▶ _Goal_
Copy all the entries word for word, but omit the pictures.

▶ _Excerpted data_

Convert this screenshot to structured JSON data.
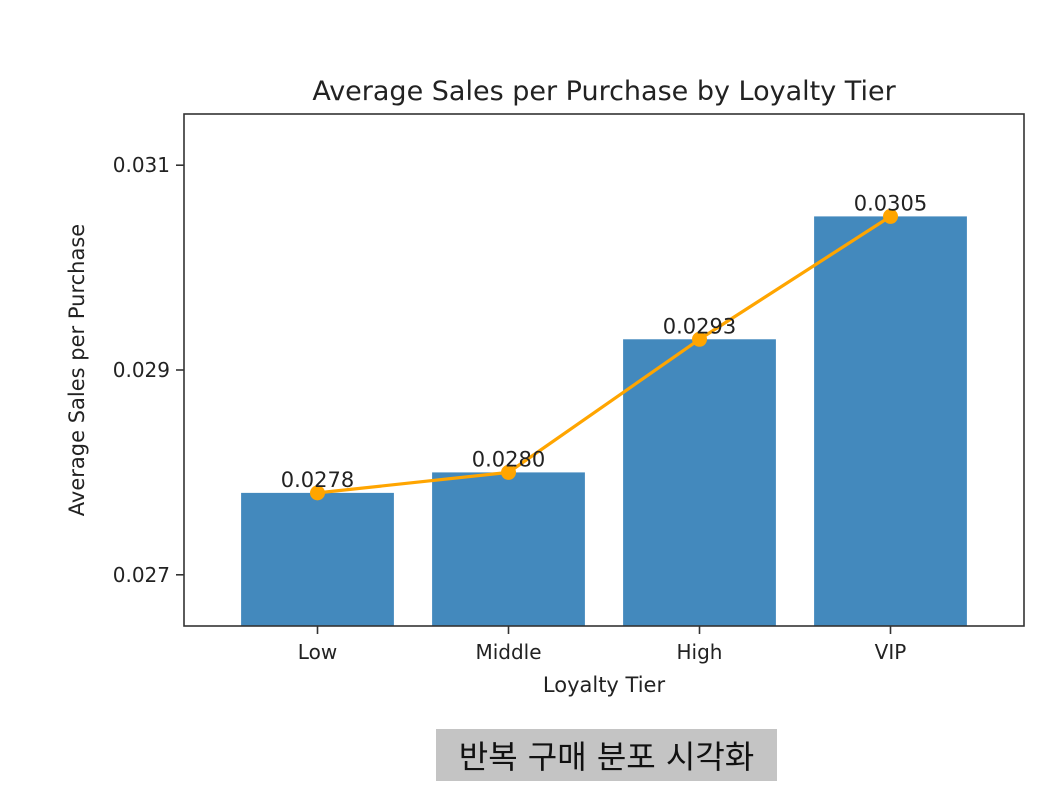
{
  "chart_data": {
    "type": "bar",
    "title": "Average Sales per Purchase by Loyalty Tier",
    "xlabel": "Loyalty Tier",
    "ylabel": "Average Sales per Purchase",
    "categories": [
      "Low",
      "Middle",
      "High",
      "VIP"
    ],
    "series": [
      {
        "type": "bar",
        "values": [
          0.0278,
          0.028,
          0.0293,
          0.0305
        ],
        "color": "#4389bd"
      },
      {
        "type": "line",
        "values": [
          0.0278,
          0.028,
          0.0293,
          0.0305
        ],
        "color": "#ffa500",
        "marker": "circle"
      }
    ],
    "data_labels": [
      "0.0278",
      "0.0280",
      "0.0293",
      "0.0305"
    ],
    "ylim": [
      0.0265,
      0.0315
    ],
    "yticks": [
      0.027,
      0.029,
      0.031
    ],
    "ytick_labels": [
      "0.027",
      "0.029",
      "0.031"
    ],
    "grid": false,
    "legend": "none"
  },
  "caption": "반복 구매 분포 시각화"
}
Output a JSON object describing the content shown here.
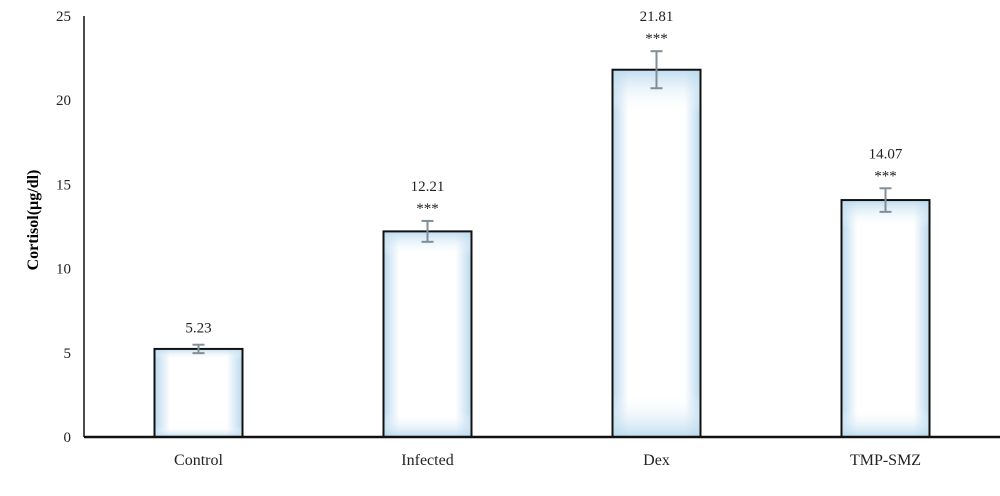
{
  "chart_data": {
    "type": "bar",
    "categories": [
      "Control",
      "Infected",
      "Dex",
      "TMP-SMZ"
    ],
    "values": [
      5.23,
      12.21,
      21.81,
      14.07
    ],
    "data_labels": [
      "5.23",
      "12.21",
      "21.81",
      "14.07"
    ],
    "error": [
      0.25,
      0.62,
      1.1,
      0.7
    ],
    "significance": [
      "",
      "***",
      "***",
      "***"
    ],
    "ylabel": "Cortisol(µg/dl)",
    "xlabel": "",
    "ylim": [
      0,
      25
    ],
    "yticks": [
      0,
      5,
      10,
      15,
      20,
      25
    ],
    "grid": false,
    "legend": "none",
    "colors": {
      "bar_edge": "#111111",
      "bar_fill_center": "#ffffff",
      "bar_fill_edge": "#b9d9ee",
      "error_bar": "#7f8f99",
      "axis": "#111111"
    }
  }
}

▶ _Finished task_
Convert this screenshot to structured JSON data.
{
  "chart_data": {
    "type": "bar",
    "title": "Average Sales per Purchase by Loyalty Tier",
    "xlabel": "Loyalty Tier",
    "ylabel": "Average Sales per Purchase",
    "categories": [
      "Low",
      "Middle",
      "High",
      "VIP"
    ],
    "series": [
      {
        "type": "bar",
        "values": [
          0.0278,
          0.028,
          0.0293,
          0.0305
        ],
        "color": "#4389bd"
      },
      {
        "type": "line",
        "values": [
          0.0278,
          0.028,
          0.0293,
          0.0305
        ],
        "color": "#ffa500",
        "marker": "circle"
      }
    ],
    "data_labels": [
      "0.0278",
      "0.0280",
      "0.0293",
      "0.0305"
    ],
    "ylim": [
      0.0265,
      0.0315
    ],
    "yticks": [
      0.027,
      0.029,
      0.031
    ],
    "ytick_labels": [
      "0.027",
      "0.029",
      "0.031"
    ],
    "grid": false,
    "legend": "none"
  },
  "caption": "반복 구매 분포 시각화"
}
Output a JSON object describing the content shown here.
{
  "chart_data": {
    "type": "bar",
    "categories": [
      "Control",
      "Infected",
      "Dex",
      "TMP-SMZ"
    ],
    "values": [
      5.23,
      12.21,
      21.81,
      14.07
    ],
    "data_labels": [
      "5.23",
      "12.21",
      "21.81",
      "14.07"
    ],
    "error": [
      0.25,
      0.62,
      1.1,
      0.7
    ],
    "significance": [
      "",
      "***",
      "***",
      "***"
    ],
    "ylabel": "Cortisol(µg/dl)",
    "xlabel": "",
    "ylim": [
      0,
      25
    ],
    "yticks": [
      0,
      5,
      10,
      15,
      20,
      25
    ],
    "grid": false,
    "legend": "none",
    "colors": {
      "bar_edge": "#111111",
      "bar_fill_center": "#ffffff",
      "bar_fill_edge": "#b9d9ee",
      "error_bar": "#7f8f99",
      "axis": "#111111"
    }
  }
}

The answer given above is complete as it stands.